◆ **Text extract**:
START

# Bzzz!!! Very impressive (and dead) snake



## Sdaji (Jun 29, 2005)

The olive picture has been done to death now, so here is something else.

This picture comes to you courtesy of one of APS's newest members: Morelia_hunter. Welcome to the site mate! These are two impressive pictures.

Thanks also to my technical assistant  You know who you are 

Okay, I'll shut up and let you see Morelia_hunter's pictures.












*cue stupid questions and their respective stupid replies :lol:


----------



## celticskull (Jun 29, 2005)

wow there some teath ya dont want a tag from


----------



## celticskull (Jun 29, 2005)

opps ment teeth


----------



## Snake Catcher Victoria (Jun 29, 2005)

nice pics morelia hunter..didnt quite make it under the fence huh
must be the pygmy in its gut,,ive had this problem before 


> *cue stupid questions and their respective stupid replies


ha ha


----------



## alexr (Jun 29, 2005)

My four year old saw this and said:

"Wow - are you going to buy that..."
Followed close after with "Better train it well first".

Looks like something from Aliens...


----------



## Morelia_Hunter (Jun 29, 2005)

END

◆ **Provided material**:

START

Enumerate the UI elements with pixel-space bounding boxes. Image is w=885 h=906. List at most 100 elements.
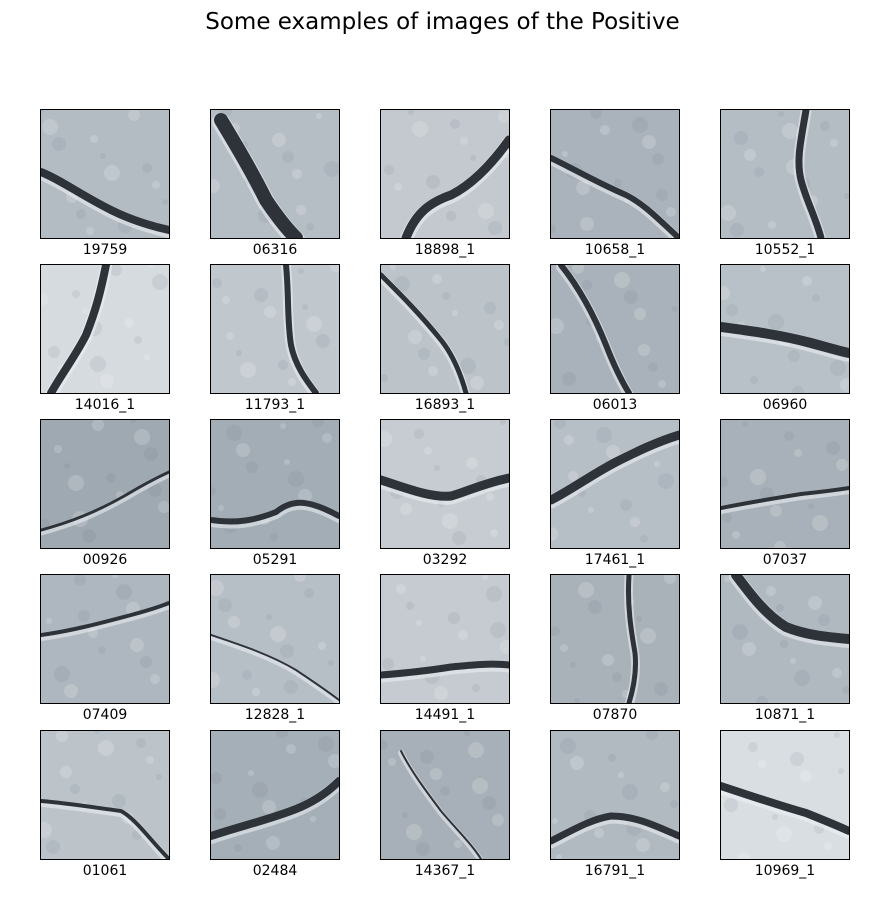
- image-cell: 07409: [40, 574, 170, 723]
- crack-highlight: [721, 490, 849, 510]
- crack-line: [721, 488, 849, 508]
- image-label: 14491_1: [380, 707, 510, 723]
- crack-image: [380, 109, 510, 239]
- image-cell: 07870: [550, 574, 680, 723]
- image-label: 01061: [40, 863, 170, 879]
- image-label: 10969_1: [720, 863, 850, 879]
- crack-image: [210, 264, 340, 394]
- image-cell: 14016_1: [40, 264, 170, 413]
- image-label: 07409: [40, 707, 170, 723]
- crack-line: [41, 801, 169, 859]
- crack-illustration: [721, 575, 849, 703]
- image-label: 06013: [550, 397, 680, 413]
- image-cell: 05291: [210, 419, 340, 568]
- crack-illustration: [41, 731, 169, 859]
- crack-image: [720, 109, 850, 239]
- crack-image: [40, 574, 170, 704]
- texture: [551, 420, 674, 543]
- image-cell: 02484: [210, 730, 340, 879]
- image-label: 10871_1: [720, 707, 850, 723]
- image-cell: 12828_1: [210, 574, 340, 723]
- crack-illustration: [551, 575, 679, 703]
- image-label: 17461_1: [550, 552, 680, 568]
- crack-illustration: [721, 731, 849, 859]
- crack-illustration: [381, 420, 509, 548]
- crack-image: [380, 574, 510, 704]
- crack-illustration: [721, 110, 849, 238]
- image-cell: 14367_1: [380, 730, 510, 879]
- image-label: 16893_1: [380, 397, 510, 413]
- crack-image: [720, 264, 850, 394]
- crack-line: [721, 786, 849, 831]
- crack-illustration: [381, 731, 509, 859]
- crack-illustration: [551, 110, 679, 238]
- texture: [211, 575, 334, 696]
- image-cell: 11793_1: [210, 264, 340, 413]
- crack-highlight: [381, 277, 466, 393]
- image-label: 02484: [210, 863, 340, 879]
- crack-line: [41, 472, 169, 530]
- crack-image: [720, 574, 850, 704]
- crack-image: [380, 730, 510, 860]
- image-label: 07037: [720, 552, 850, 568]
- image-cell: 10871_1: [720, 574, 850, 723]
- image-label: 06316: [210, 242, 340, 258]
- crack-image: [380, 264, 510, 394]
- image-label: 18898_1: [380, 242, 510, 258]
- crack-line: [401, 751, 481, 859]
- crack-line: [721, 327, 849, 353]
- image-cell: 01061: [40, 730, 170, 879]
- crack-image: [210, 730, 340, 860]
- image-label: 05291: [210, 552, 340, 568]
- image-cell: 14491_1: [380, 574, 510, 723]
- image-cell: 16791_1: [550, 730, 680, 879]
- crack-illustration: [551, 731, 679, 859]
- crack-image: [380, 419, 510, 549]
- image-cell: 19759: [40, 109, 170, 258]
- crack-image: [40, 419, 170, 549]
- image-label: 19759: [40, 242, 170, 258]
- crack-image: [210, 574, 340, 704]
- texture: [551, 575, 676, 703]
- crack-image: [550, 419, 680, 549]
- crack-illustration: [211, 731, 339, 859]
- crack-illustration: [211, 265, 339, 393]
- image-label: 06960: [720, 397, 850, 413]
- texture: [552, 731, 678, 859]
- figure-title: Some examples of images of the Positive: [0, 7, 885, 37]
- texture: [381, 265, 509, 390]
- crack-image: [210, 109, 340, 239]
- crack-line: [41, 603, 169, 635]
- crack-illustration: [41, 420, 169, 548]
- crack-illustration: [211, 110, 339, 238]
- texture: [721, 111, 849, 237]
- crack-image: [40, 109, 170, 239]
- image-label: 14016_1: [40, 397, 170, 413]
- image-label: 10658_1: [550, 242, 680, 258]
- texture: [721, 421, 848, 548]
- image-label: 00926: [40, 552, 170, 568]
- crack-line: [41, 172, 169, 230]
- image-cell: 06013: [550, 264, 680, 413]
- crack-image: [210, 419, 340, 549]
- texture: [212, 265, 339, 386]
- image-label: 11793_1: [210, 397, 340, 413]
- crack-image: [720, 730, 850, 860]
- texture: [382, 575, 509, 700]
- texture: [381, 731, 504, 856]
- crack-highlight: [41, 803, 169, 859]
- crack-image: [550, 574, 680, 704]
- crack-image: [40, 264, 170, 394]
- crack-image: [550, 109, 680, 239]
- image-cell: 00926: [40, 419, 170, 568]
- crack-illustration: [551, 420, 679, 548]
- crack-illustration: [381, 265, 509, 393]
- crack-illustration: [41, 265, 169, 393]
- crack-illustration: [381, 575, 509, 703]
- image-label: 14367_1: [380, 863, 510, 879]
- image-label: 10552_1: [720, 242, 850, 258]
- image-cell: 10552_1: [720, 109, 850, 258]
- crack-image: [550, 730, 680, 860]
- image-cell: 07037: [720, 419, 850, 568]
- image-cell: 18898_1: [380, 109, 510, 258]
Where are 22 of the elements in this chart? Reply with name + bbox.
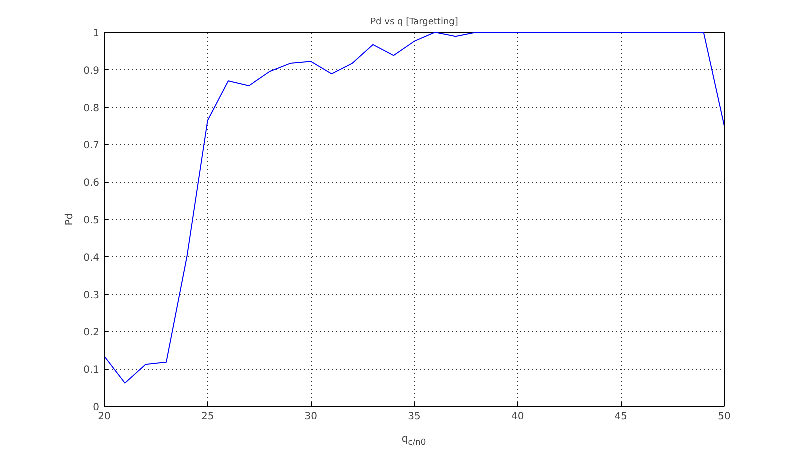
x-tick-label: 30: [304, 412, 318, 422]
y-tick-label: 0.4: [84, 252, 100, 264]
x-tick-label: 45: [614, 412, 628, 422]
y-tick-label: 0.5: [84, 216, 100, 226]
y-tick-label: 0.3: [84, 290, 100, 302]
x-tick-label: 40: [511, 412, 524, 422]
y-tick-label: 0.6: [84, 178, 100, 190]
x-tick-label: 50: [718, 412, 731, 422]
x-axis-title: q$_{c/n0}$: [400, 433, 428, 449]
y-tick-label: 0.7: [84, 140, 100, 152]
chart-title: Pd vs q [Targetting]: [370, 18, 458, 28]
y-tick-label: 1: [93, 28, 100, 40]
x-tick-label: 25: [201, 412, 214, 422]
y-axis-title: Pd: [64, 213, 76, 226]
x-tick-label: 20: [98, 412, 111, 422]
y-tick-label: 0.1: [84, 365, 100, 376]
y-tick-label: 0.9: [84, 66, 100, 77]
y-tick-label: 0: [93, 402, 100, 414]
line-series: [104, 32, 724, 384]
x-tick-label: 35: [408, 412, 421, 422]
y-tick-label: 0.8: [84, 103, 100, 114]
y-tick-label: 0.2: [84, 328, 100, 339]
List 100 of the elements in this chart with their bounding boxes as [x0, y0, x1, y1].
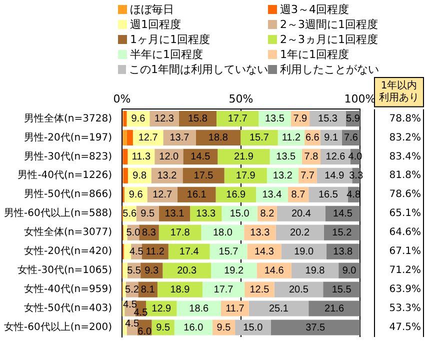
data-label: 18.6 — [189, 303, 210, 314]
data-label: 17.4 — [179, 246, 200, 258]
text: 67.1% — [389, 246, 421, 258]
data-label: 15.2 — [332, 227, 352, 238]
data-label: 9.5 — [156, 322, 170, 334]
data-label: 4.5 — [129, 246, 144, 258]
legend-label: 1ヶ月に1回程度 — [130, 32, 210, 47]
data-label: 20.3 — [177, 265, 198, 276]
text: 65.1% — [389, 208, 421, 220]
data-label: 12.6 — [326, 151, 346, 162]
data-label: 13.4 — [262, 189, 282, 200]
data-label: 16.1 — [186, 189, 207, 200]
data-label: 37.5 — [306, 322, 326, 334]
x-tick-label: 100% — [344, 92, 376, 106]
text: 64.6% — [389, 227, 421, 238]
data-label: 18.9 — [170, 284, 190, 296]
data-label: 16.0 — [184, 322, 204, 334]
data-label: 25.1 — [268, 303, 289, 314]
legend-label: 週3～4回程度 — [280, 2, 349, 17]
data-label: 14.5 — [190, 151, 211, 162]
data-label: 11.2 — [146, 246, 165, 258]
data-label: 12.7 — [152, 189, 173, 200]
text: 47.5% — [389, 322, 421, 334]
data-label: 12.0 — [159, 151, 180, 162]
data-label: 13.8 — [333, 246, 354, 258]
data-label: 4.5 — [123, 299, 138, 310]
data-label: 14.6 — [264, 265, 284, 276]
data-label: 15.3 — [318, 113, 338, 124]
data-label: 21.6 — [324, 303, 344, 314]
text: 78.8% — [389, 113, 421, 124]
legend-label: 2～3ヵ月に1回程度 — [280, 32, 378, 47]
data-label: 17.7 — [214, 284, 234, 296]
data-label: 5.0 — [126, 227, 141, 238]
data-label: 5.6 — [122, 208, 138, 220]
data-label: 12.3 — [154, 113, 174, 124]
data-label: 5.5 — [127, 265, 142, 276]
data-label: 13.2 — [157, 170, 178, 182]
data-label: 13.3 — [196, 208, 216, 220]
data-label: 14.9 — [324, 170, 345, 182]
data-label: 14.5 — [333, 208, 353, 220]
legend-label: 利用したことがない — [280, 62, 379, 77]
y-tick-label: 男性-40代(n=1226) — [18, 169, 112, 182]
y-tick-label: 女性全体(n=3077) — [24, 226, 112, 238]
data-label: 12.7 — [138, 132, 158, 144]
data-label: 6.0 — [138, 326, 152, 338]
data-label: 13.7 — [170, 132, 190, 144]
legend-label: この1年間は利用していない — [129, 62, 268, 77]
y-tick-label: 女性-20代(n=420) — [24, 245, 112, 258]
data-label: 8.7 — [291, 189, 306, 200]
data-label: 19.2 — [224, 265, 244, 276]
data-label: 11.3 — [132, 151, 151, 162]
data-label: 13.3 — [250, 227, 270, 238]
text: 81.8% — [389, 170, 421, 182]
data-label: 9.6 — [131, 113, 146, 124]
data-label: 9.5 — [140, 208, 155, 220]
data-label: 18.8 — [208, 132, 228, 144]
data-label: 20.4 — [291, 208, 312, 220]
y-tick-label: 男性-50代(n=866) — [24, 188, 112, 200]
data-label: 15.7 — [218, 246, 239, 258]
data-label: 12.5 — [250, 284, 270, 296]
data-label: 4.5 — [125, 318, 140, 330]
y-tick-label: 男性全体(n=3728) — [24, 112, 112, 124]
data-label: 20.5 — [288, 284, 309, 296]
text: 71.2% — [389, 265, 421, 276]
data-label: 15.7 — [249, 132, 270, 144]
data-label: 8.2 — [260, 208, 275, 220]
data-label: 17.8 — [170, 227, 190, 238]
legend-label: 半年に1回程度 — [130, 47, 203, 62]
data-label: 9.6 — [128, 189, 144, 200]
data-label: 18.0 — [212, 227, 233, 238]
data-label: 19.0 — [294, 246, 314, 258]
data-label: 17.5 — [194, 170, 214, 182]
data-label: 9.0 — [342, 265, 357, 276]
data-label: 15.8 — [188, 113, 208, 124]
y-tick-label: 女性-50代(n=403) — [24, 302, 112, 314]
data-label: 15.5 — [332, 284, 352, 296]
data-label: 21.9 — [234, 151, 254, 162]
data-label: 11.2 — [282, 132, 302, 144]
legend-label: ほぼ毎日 — [130, 2, 174, 17]
data-label: 17.9 — [236, 170, 256, 182]
text: 53.3% — [389, 303, 421, 314]
data-label: 9.5 — [216, 322, 232, 334]
y-tick-label: 女性-30代(n=1065) — [18, 264, 112, 276]
data-label: 12.9 — [152, 303, 172, 314]
data-label: 13.5 — [264, 113, 285, 124]
data-label: 16.9 — [226, 189, 246, 200]
data-label: 14.3 — [254, 246, 274, 258]
legend-label: 1年に1回程度 — [280, 47, 349, 62]
legend-label: 週1回程度 — [130, 17, 181, 32]
data-label: 20.2 — [290, 227, 310, 238]
y-tick-label: 女性-40代(n=959) — [24, 283, 112, 296]
y-tick-label: 男性-30代(n=823) — [24, 150, 112, 162]
text: 1年以内利用あり — [379, 80, 419, 104]
data-label: 11.7 — [226, 303, 245, 314]
data-label: 15.0 — [243, 322, 264, 334]
text: 83.4% — [389, 151, 421, 162]
data-label: 7.7 — [300, 170, 315, 182]
data-label: 16.5 — [318, 189, 338, 200]
x-tick-label: 50% — [228, 92, 254, 106]
data-label: 6.6 — [305, 132, 320, 144]
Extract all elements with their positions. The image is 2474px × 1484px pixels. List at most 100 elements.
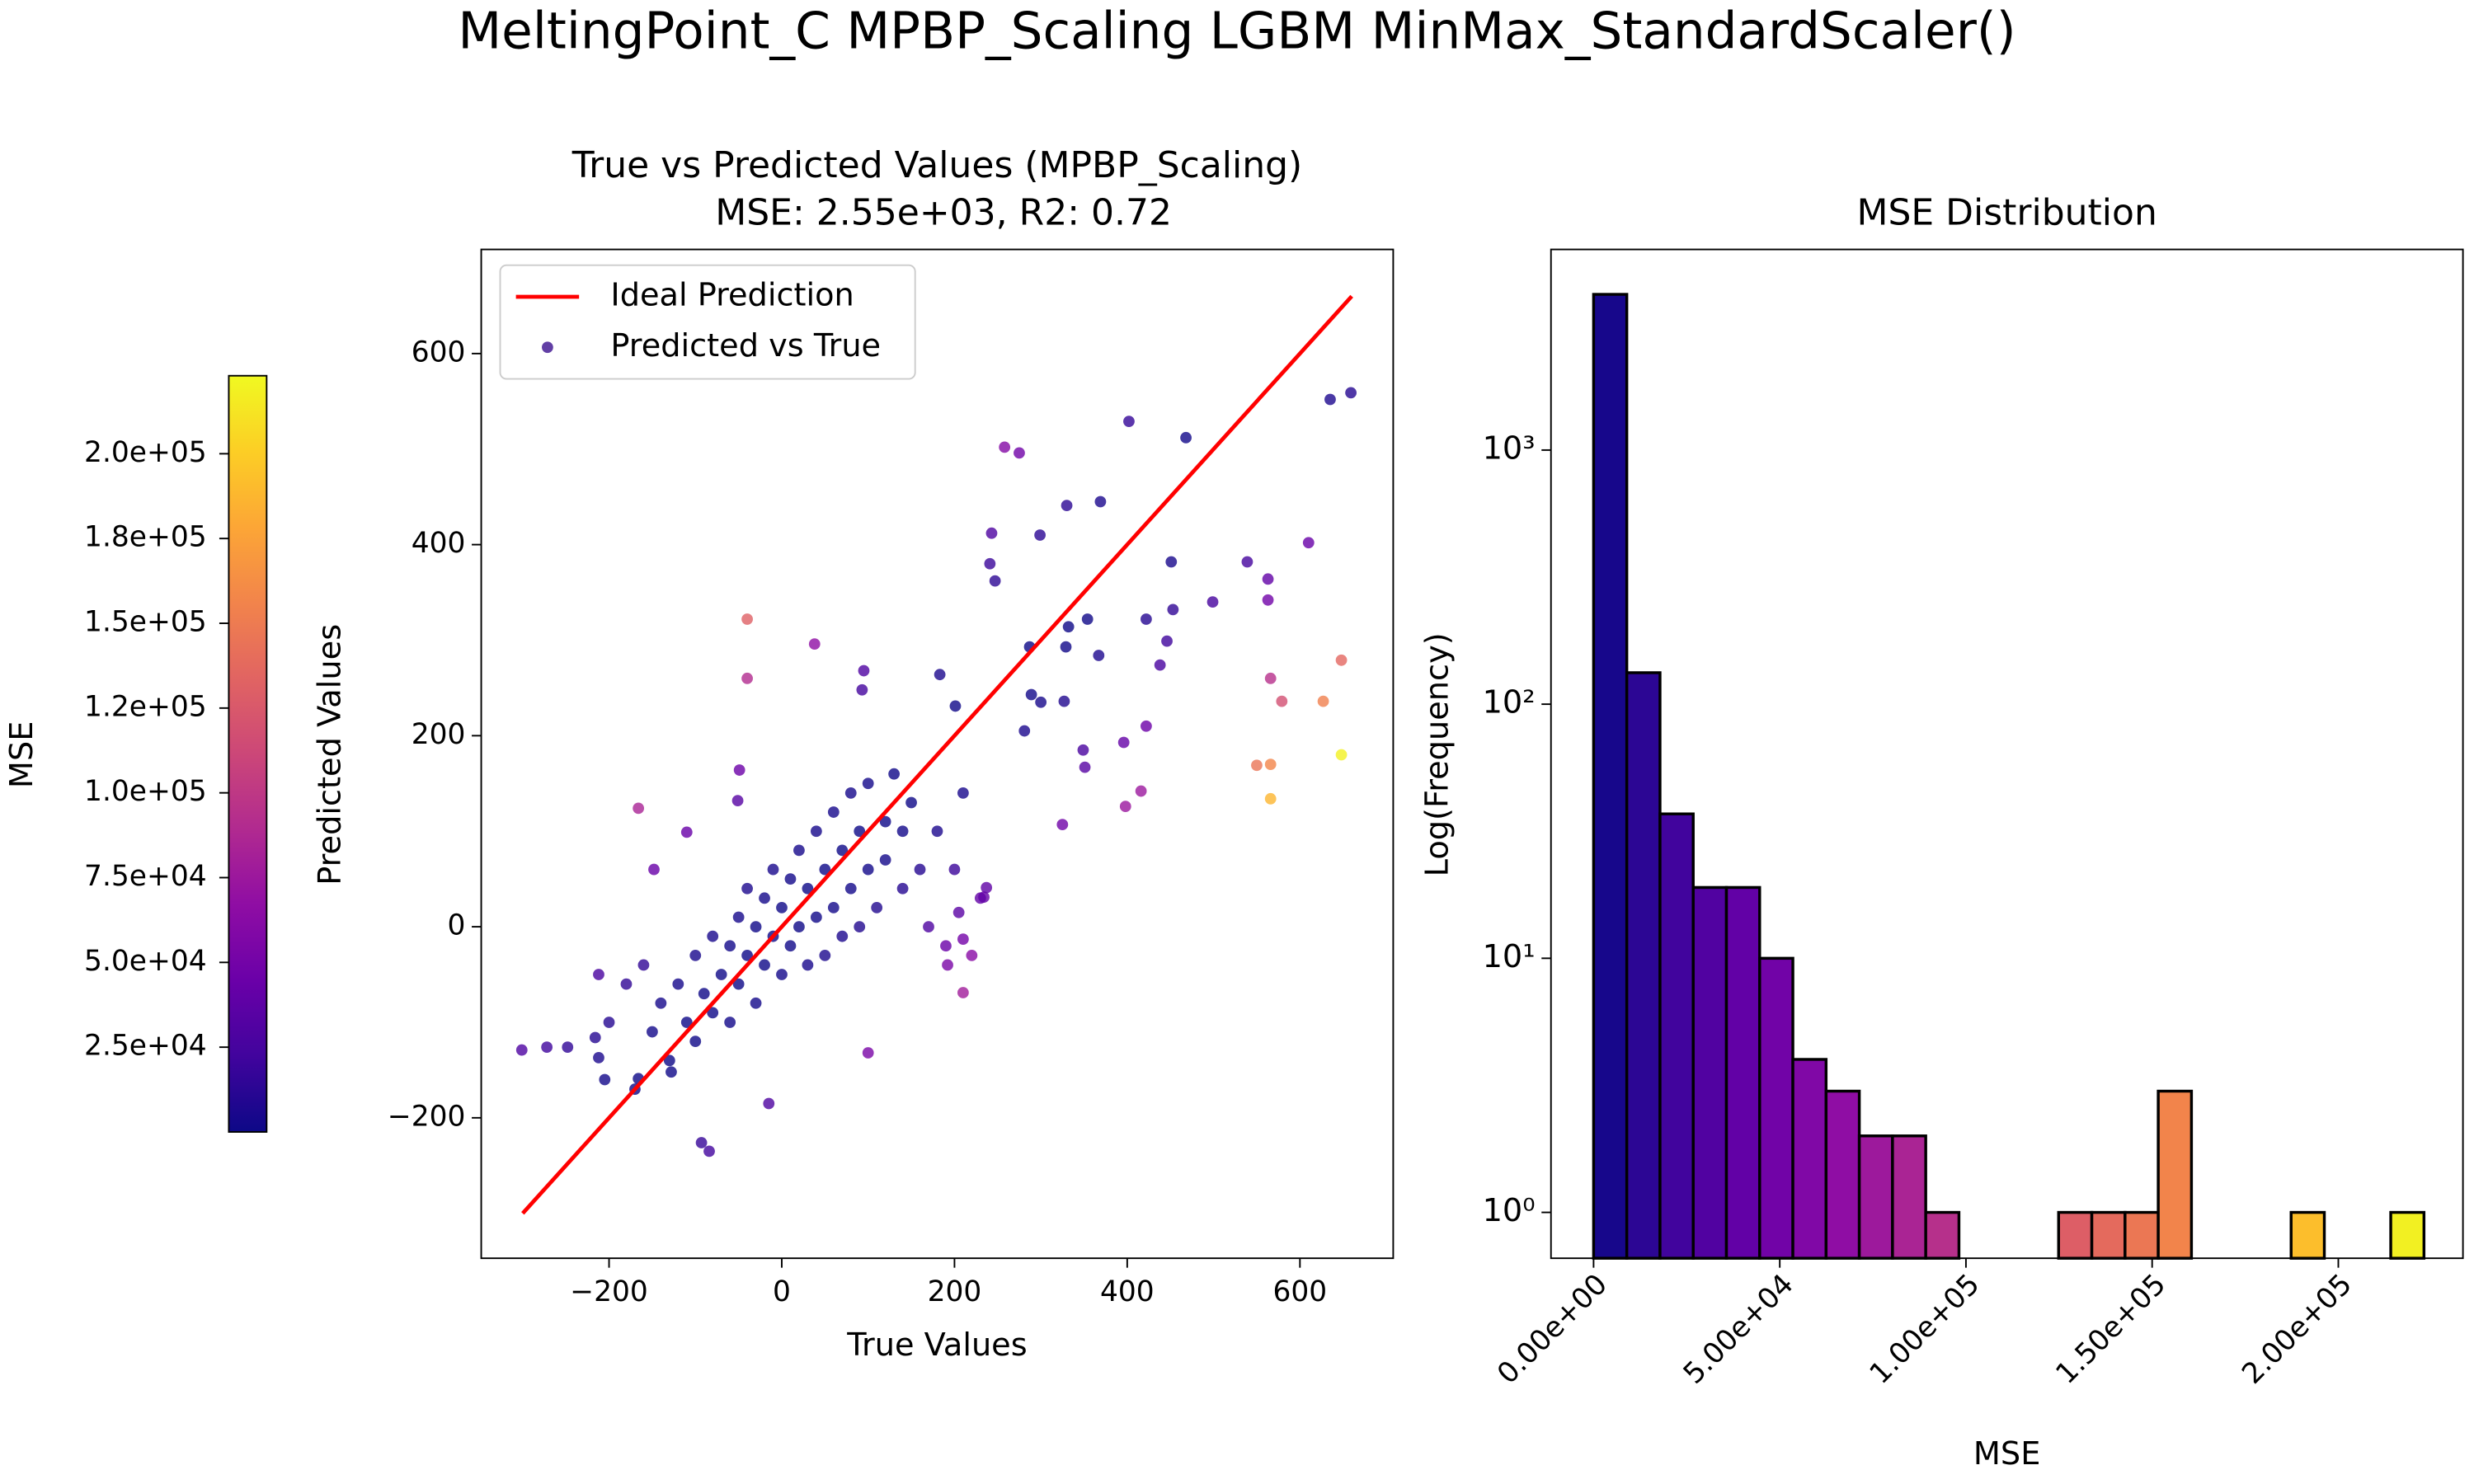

END

◆ **Problem 1**:
In the forum thread about the dead snake, which member supplied the pictures?
◆ **Problem 2**:
Extend the dead-snake forum thread from where it stops.

◆ **Task answer 1**:
Morelia_hunter, one of APS's newest members.

◆ **Task answer 2**:
A friend of mine mailed me from back home. Found it on their farm. They are confirmed man killers. South African rock pythons (Python sebae natalensis). I used to keep them back home. It has an Impala antelope in its stomach. Great snakes to keep. Third largest snake in the world. They often eat sheep herders back home.


----------



## alexr (Jun 29, 2005)

Morelia Hunter said:


> I used to keep them back home


Ever been bitten by one, MM? bet it would really hurt.


----------



## Guest (Jun 29, 2005)

*Bzzz!!!Very impressive (and dead)snake*

Morelia Hunterallot of scientists say these big species may onley take children :lol: Get the python like a cconut tree swallowed this or that person story regular in phillipines with the retic,these pythons would have no trouble at all swallowing something long like a human body if they reasonable size.THanks for the great pics mate.


----------



## pugsly (Jun 29, 2005)

*RE: Bzzz!!!Very impressive (and dead)snake*

OMG!!!


----------



## craig.a.c (Jun 30, 2005)

*RE: Bzzz!!!Very impressive (and dead)snake*

So what happened to the snake? Was it let go after the pic was taken? Who was the person game enough to get its mouth off the fence?


----------



## craig.a.c (Jun 30, 2005)

*RE: Bzzz!!!Very impressive (and dead)snake*

sorry. Didn't see the Dead part in the title of the thread.


----------



## bigbing (Jun 30, 2005)

*RE: Bzzz!!!Very impressive (and dead)snake*

i want one !!!!!!!!!!!!!!!!!!!!!!


----------



## bigbing (Jun 30, 2005)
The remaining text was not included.